Short problem —
Make an exact copy of the entries below with the pictures removed.

○ ○ ○

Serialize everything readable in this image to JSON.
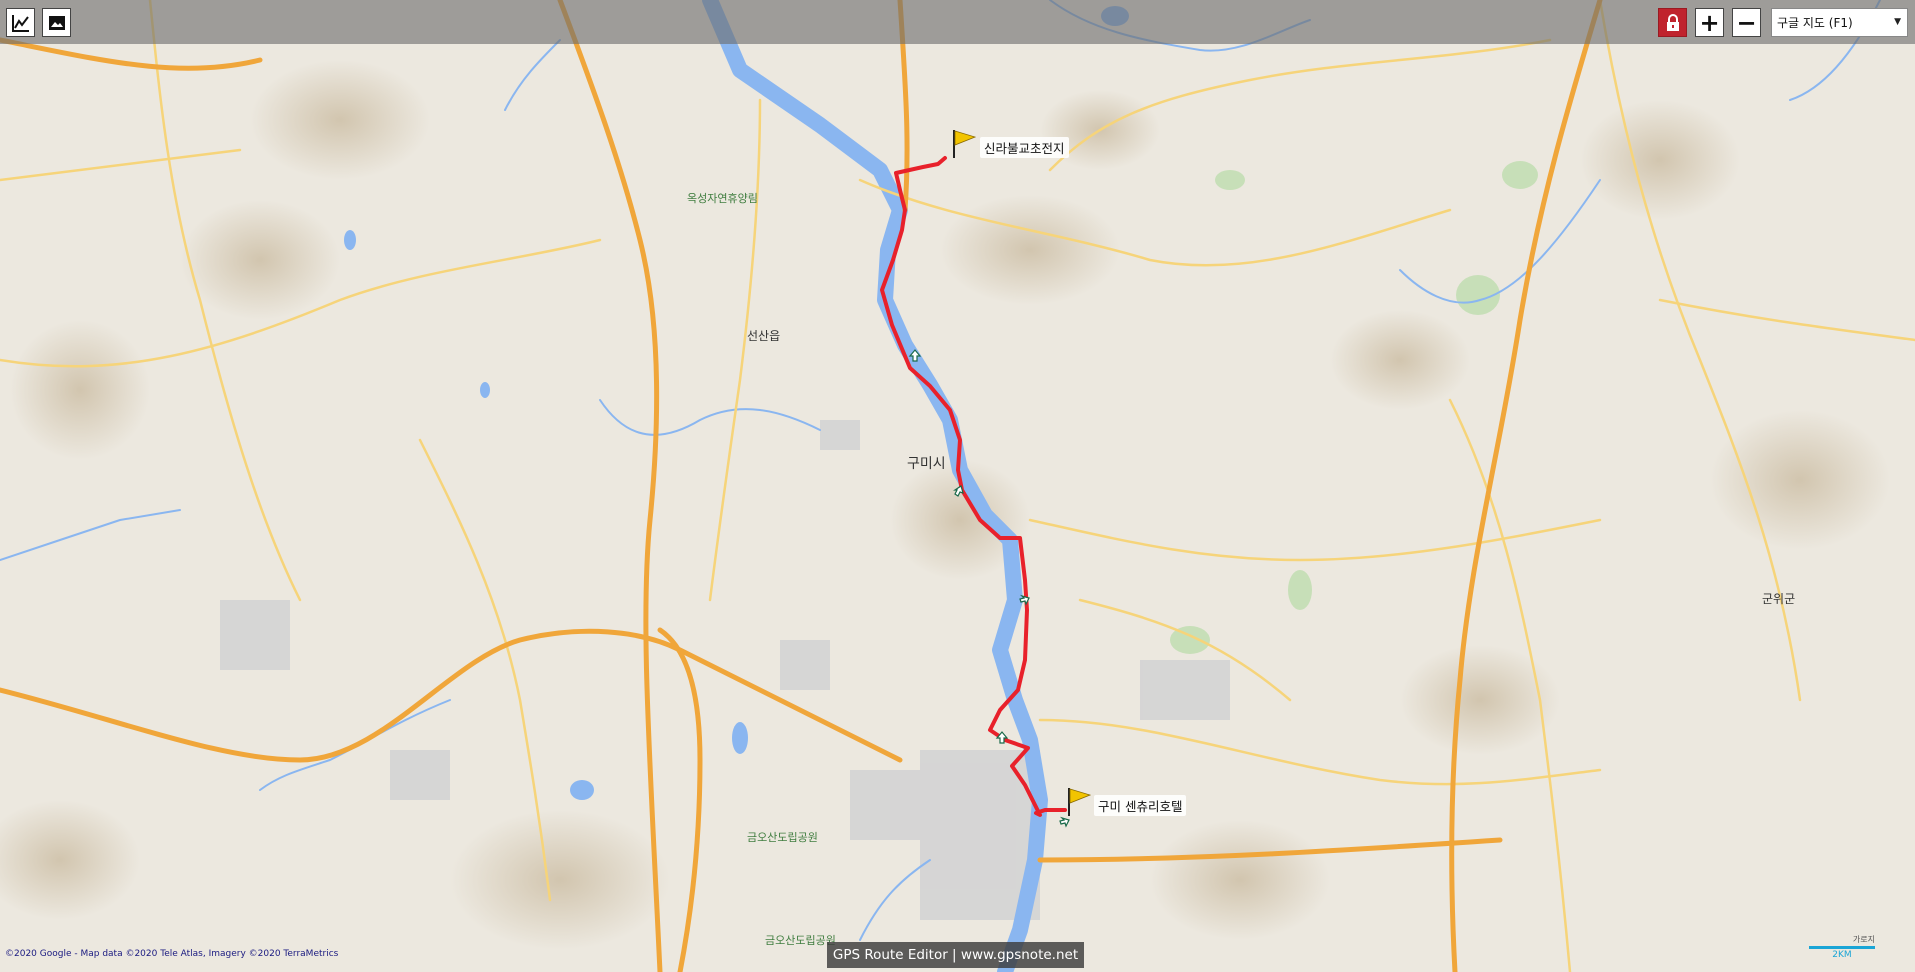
{
  "app": {
    "footer": "GPS Route Editor | www.gpsnote.net"
  },
  "toolbar": {
    "chart_icon": "line-chart-icon",
    "image_icon": "image-icon",
    "lock_icon": "lock-icon",
    "zoom_in_label": "+",
    "zoom_out_label": "−",
    "map_type_selected": "구글 지도 (F1)"
  },
  "route": {
    "color": "#e8212b",
    "start": {
      "label": "신라불교초전지"
    },
    "end": {
      "label": "구미 센츄리호텔"
    }
  },
  "map": {
    "copyright": "©2020 Google - Map data ©2020 Tele Atlas, Imagery ©2020 TerraMetrics",
    "scale": {
      "top": "가로지",
      "label": "2KM"
    },
    "colors": {
      "water": "#8ab6f0",
      "highway": "#f0a63a",
      "road": "#f6d47a",
      "urban": "#d2d2d2"
    },
    "places": {
      "gumi": "구미시",
      "sinsan": "선산읍",
      "gunwi": "군위군",
      "forest": "옥성자연휴양림",
      "park1": "금오산도립공원",
      "park2": "금오산도립공원"
    }
  }
}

○ ○ ○

Exercise response —
Serialize everything readable in this image to JSON.
{
  "app": {
    "footer": "GPS Route Editor | www.gpsnote.net"
  },
  "toolbar": {
    "chart_icon": "line-chart-icon",
    "image_icon": "image-icon",
    "lock_icon": "lock-icon",
    "zoom_in_label": "+",
    "zoom_out_label": "−",
    "map_type_selected": "구글 지도 (F1)"
  },
  "route": {
    "color": "#e8212b",
    "start": {
      "label": "신라불교초전지"
    },
    "end": {
      "label": "구미 센츄리호텔"
    }
  },
  "map": {
    "copyright": "©2020 Google - Map data ©2020 Tele Atlas, Imagery ©2020 TerraMetrics",
    "scale": {
      "top": "가로지",
      "label": "2KM"
    },
    "colors": {
      "water": "#8ab6f0",
      "highway": "#f0a63a",
      "road": "#f6d47a",
      "urban": "#d2d2d2"
    },
    "places": {
      "gumi": "구미시",
      "sinsan": "선산읍",
      "gunwi": "군위군",
      "forest": "옥성자연휴양림",
      "park1": "금오산도립공원",
      "park2": "금오산도립공원"
    }
  }
}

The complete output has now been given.